*** DATA LINES
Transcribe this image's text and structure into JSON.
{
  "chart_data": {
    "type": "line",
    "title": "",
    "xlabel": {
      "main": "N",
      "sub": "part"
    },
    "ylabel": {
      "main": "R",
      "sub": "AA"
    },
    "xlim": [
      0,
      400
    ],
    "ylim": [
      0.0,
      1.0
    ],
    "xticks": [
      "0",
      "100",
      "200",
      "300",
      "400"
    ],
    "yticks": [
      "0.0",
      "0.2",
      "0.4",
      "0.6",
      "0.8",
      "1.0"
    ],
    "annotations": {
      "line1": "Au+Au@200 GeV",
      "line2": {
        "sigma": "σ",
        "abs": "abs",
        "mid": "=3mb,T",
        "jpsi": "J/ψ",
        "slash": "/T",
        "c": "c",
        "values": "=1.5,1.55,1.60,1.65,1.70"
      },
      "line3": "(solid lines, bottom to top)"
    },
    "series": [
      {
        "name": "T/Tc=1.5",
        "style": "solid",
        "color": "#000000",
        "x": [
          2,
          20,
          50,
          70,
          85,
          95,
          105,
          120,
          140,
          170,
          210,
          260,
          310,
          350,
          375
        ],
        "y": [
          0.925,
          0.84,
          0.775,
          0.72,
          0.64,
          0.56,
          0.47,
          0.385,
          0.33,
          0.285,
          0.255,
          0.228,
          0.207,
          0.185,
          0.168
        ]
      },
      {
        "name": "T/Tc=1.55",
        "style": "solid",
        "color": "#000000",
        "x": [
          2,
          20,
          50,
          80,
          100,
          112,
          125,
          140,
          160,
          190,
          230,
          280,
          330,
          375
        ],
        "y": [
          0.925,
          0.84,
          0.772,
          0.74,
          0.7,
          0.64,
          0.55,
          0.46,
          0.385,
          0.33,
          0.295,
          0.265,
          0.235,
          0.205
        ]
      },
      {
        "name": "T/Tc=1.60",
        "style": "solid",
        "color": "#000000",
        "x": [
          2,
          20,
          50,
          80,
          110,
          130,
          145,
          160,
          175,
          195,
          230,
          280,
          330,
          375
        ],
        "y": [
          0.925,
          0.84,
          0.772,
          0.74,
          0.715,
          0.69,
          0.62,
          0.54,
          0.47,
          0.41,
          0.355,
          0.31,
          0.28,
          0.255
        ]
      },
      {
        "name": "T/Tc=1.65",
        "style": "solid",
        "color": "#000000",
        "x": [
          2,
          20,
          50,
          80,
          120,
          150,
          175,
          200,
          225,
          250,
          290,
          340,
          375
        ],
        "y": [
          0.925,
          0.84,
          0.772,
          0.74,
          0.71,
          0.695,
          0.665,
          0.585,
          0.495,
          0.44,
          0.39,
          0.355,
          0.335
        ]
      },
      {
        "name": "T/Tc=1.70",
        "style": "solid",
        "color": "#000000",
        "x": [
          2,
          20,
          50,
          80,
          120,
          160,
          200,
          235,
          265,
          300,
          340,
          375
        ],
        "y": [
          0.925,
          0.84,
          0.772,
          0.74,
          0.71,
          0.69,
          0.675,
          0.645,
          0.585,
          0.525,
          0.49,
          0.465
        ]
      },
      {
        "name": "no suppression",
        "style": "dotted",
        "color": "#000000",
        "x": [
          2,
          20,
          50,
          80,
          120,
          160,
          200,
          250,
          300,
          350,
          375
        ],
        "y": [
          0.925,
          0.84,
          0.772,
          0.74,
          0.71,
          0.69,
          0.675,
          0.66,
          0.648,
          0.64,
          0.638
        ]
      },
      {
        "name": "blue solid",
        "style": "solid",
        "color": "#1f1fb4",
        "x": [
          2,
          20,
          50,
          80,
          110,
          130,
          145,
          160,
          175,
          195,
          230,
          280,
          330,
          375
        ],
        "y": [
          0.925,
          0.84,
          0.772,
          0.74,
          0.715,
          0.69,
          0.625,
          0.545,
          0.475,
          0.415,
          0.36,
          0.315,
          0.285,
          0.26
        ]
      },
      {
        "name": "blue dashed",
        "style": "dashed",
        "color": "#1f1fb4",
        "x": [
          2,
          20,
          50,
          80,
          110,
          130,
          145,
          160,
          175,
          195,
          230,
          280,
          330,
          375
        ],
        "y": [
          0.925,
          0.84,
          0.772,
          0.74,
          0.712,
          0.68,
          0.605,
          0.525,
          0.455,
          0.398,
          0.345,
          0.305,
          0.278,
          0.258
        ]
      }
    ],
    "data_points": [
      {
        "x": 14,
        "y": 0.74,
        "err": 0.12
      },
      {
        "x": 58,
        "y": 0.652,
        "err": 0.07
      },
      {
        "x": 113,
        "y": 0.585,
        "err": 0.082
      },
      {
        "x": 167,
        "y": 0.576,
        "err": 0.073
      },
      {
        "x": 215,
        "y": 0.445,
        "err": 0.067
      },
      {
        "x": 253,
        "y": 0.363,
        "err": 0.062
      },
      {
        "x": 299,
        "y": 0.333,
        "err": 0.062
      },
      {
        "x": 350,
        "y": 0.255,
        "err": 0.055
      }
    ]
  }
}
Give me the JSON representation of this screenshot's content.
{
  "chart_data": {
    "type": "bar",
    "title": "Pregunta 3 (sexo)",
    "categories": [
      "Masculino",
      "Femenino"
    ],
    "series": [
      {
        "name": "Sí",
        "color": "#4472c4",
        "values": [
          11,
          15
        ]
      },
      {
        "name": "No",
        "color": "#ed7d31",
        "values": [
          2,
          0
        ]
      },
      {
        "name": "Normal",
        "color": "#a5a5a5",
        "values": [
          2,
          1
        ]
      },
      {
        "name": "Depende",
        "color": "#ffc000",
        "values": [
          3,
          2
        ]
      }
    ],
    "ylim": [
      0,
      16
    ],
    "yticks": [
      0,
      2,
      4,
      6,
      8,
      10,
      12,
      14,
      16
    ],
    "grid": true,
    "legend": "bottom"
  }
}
******
* EXERCISE OBJECTIVE: Please repeat the listing above in full and exactly.

* WRITTEN REPLY:
Transcribe this image's text and structure into JSON.
{
  "chart_data": {
    "type": "line",
    "title": "",
    "xlabel": {
      "main": "N",
      "sub": "part"
    },
    "ylabel": {
      "main": "R",
      "sub": "AA"
    },
    "xlim": [
      0,
      400
    ],
    "ylim": [
      0.0,
      1.0
    ],
    "xticks": [
      "0",
      "100",
      "200",
      "300",
      "400"
    ],
    "yticks": [
      "0.0",
      "0.2",
      "0.4",
      "0.6",
      "0.8",
      "1.0"
    ],
    "annotations": {
      "line1": "Au+Au@200 GeV",
      "line2": {
        "sigma": "σ",
        "abs": "abs",
        "mid": "=3mb,T",
        "jpsi": "J/ψ",
        "slash": "/T",
        "c": "c",
        "values": "=1.5,1.55,1.60,1.65,1.70"
      },
      "line3": "(solid lines, bottom to top)"
    },
    "series": [
      {
        "name": "T/Tc=1.5",
        "style": "solid",
        "color": "#000000",
        "x": [
          2,
          20,
          50,
          70,
          85,
          95,
          105,
          120,
          140,
          170,
          210,
          260,
          310,
          350,
          375
        ],
        "y": [
          0.925,
          0.84,
          0.775,
          0.72,
          0.64,
          0.56,
          0.47,
          0.385,
          0.33,
          0.285,
          0.255,
          0.228,
          0.207,
          0.185,
          0.168
        ]
      },
      {
        "name": "T/Tc=1.55",
        "style": "solid",
        "color": "#000000",
        "x": [
          2,
          20,
          50,
          80,
          100,
          112,
          125,
          140,
          160,
          190,
          230,
          280,
          330,
          375
        ],
        "y": [
          0.925,
          0.84,
          0.772,
          0.74,
          0.7,
          0.64,
          0.55,
          0.46,
          0.385,
          0.33,
          0.295,
          0.265,
          0.235,
          0.205
        ]
      },
      {
        "name": "T/Tc=1.60",
        "style": "solid",
        "color": "#000000",
        "x": [
          2,
          20,
          50,
          80,
          110,
          130,
          145,
          160,
          175,
          195,
          230,
          280,
          330,
          375
        ],
        "y": [
          0.925,
          0.84,
          0.772,
          0.74,
          0.715,
          0.69,
          0.62,
          0.54,
          0.47,
          0.41,
          0.355,
          0.31,
          0.28,
          0.255
        ]
      },
      {
        "name": "T/Tc=1.65",
        "style": "solid",
        "color": "#000000",
        "x": [
          2,
          20,
          50,
          80,
          120,
          150,
          175,
          200,
          225,
          250,
          290,
          340,
          375
        ],
        "y": [
          0.925,
          0.84,
          0.772,
          0.74,
          0.71,
          0.695,
          0.665,
          0.585,
          0.495,
          0.44,
          0.39,
          0.355,
          0.335
        ]
      },
      {
        "name": "T/Tc=1.70",
        "style": "solid",
        "color": "#000000",
        "x": [
          2,
          20,
          50,
          80,
          120,
          160,
          200,
          235,
          265,
          300,
          340,
          375
        ],
        "y": [
          0.925,
          0.84,
          0.772,
          0.74,
          0.71,
          0.69,
          0.675,
          0.645,
          0.585,
          0.525,
          0.49,
          0.465
        ]
      },
      {
        "name": "no suppression",
        "style": "dotted",
        "color": "#000000",
        "x": [
          2,
          20,
          50,
          80,
          120,
          160,
          200,
          250,
          300,
          350,
          375
        ],
        "y": [
          0.925,
          0.84,
          0.772,
          0.74,
          0.71,
          0.69,
          0.675,
          0.66,
          0.648,
          0.64,
          0.638
        ]
      },
      {
        "name": "blue solid",
        "style": "solid",
        "color": "#1f1fb4",
        "x": [
          2,
          20,
          50,
          80,
          110,
          130,
          145,
          160,
          175,
          195,
          230,
          280,
          330,
          375
        ],
        "y": [
          0.925,
          0.84,
          0.772,
          0.74,
          0.715,
          0.69,
          0.625,
          0.545,
          0.475,
          0.415,
          0.36,
          0.315,
          0.285,
          0.26
        ]
      },
      {
        "name": "blue dashed",
        "style": "dashed",
        "color": "#1f1fb4",
        "x": [
          2,
          20,
          50,
          80,
          110,
          130,
          145,
          160,
          175,
          195,
          230,
          280,
          330,
          375
        ],
        "y": [
          0.925,
          0.84,
          0.772,
          0.74,
          0.712,
          0.68,
          0.605,
          0.525,
          0.455,
          0.398,
          0.345,
          0.305,
          0.278,
          0.258
        ]
      }
    ],
    "data_points": [
      {
        "x": 14,
        "y": 0.74,
        "err": 0.12
      },
      {
        "x": 58,
        "y": 0.652,
        "err": 0.07
      },
      {
        "x": 113,
        "y": 0.585,
        "err": 0.082
      },
      {
        "x": 167,
        "y": 0.576,
        "err": 0.073
      },
      {
        "x": 215,
        "y": 0.445,
        "err": 0.067
      },
      {
        "x": 253,
        "y": 0.363,
        "err": 0.062
      },
      {
        "x": 299,
        "y": 0.333,
        "err": 0.062
      },
      {
        "x": 350,
        "y": 0.255,
        "err": 0.055
      }
    ]
  }
}
Give me the JSON representation of this screenshot's content.
{
  "chart_data": {
    "type": "bar",
    "title": "Pregunta 3 (sexo)",
    "categories": [
      "Masculino",
      "Femenino"
    ],
    "series": [
      {
        "name": "Sí",
        "color": "#4472c4",
        "values": [
          11,
          15
        ]
      },
      {
        "name": "No",
        "color": "#ed7d31",
        "values": [
          2,
          0
        ]
      },
      {
        "name": "Normal",
        "color": "#a5a5a5",
        "values": [
          2,
          1
        ]
      },
      {
        "name": "Depende",
        "color": "#ffc000",
        "values": [
          3,
          2
        ]
      }
    ],
    "ylim": [
      0,
      16
    ],
    "yticks": [
      0,
      2,
      4,
      6,
      8,
      10,
      12,
      14,
      16
    ],
    "grid": true,
    "legend": "bottom"
  }
}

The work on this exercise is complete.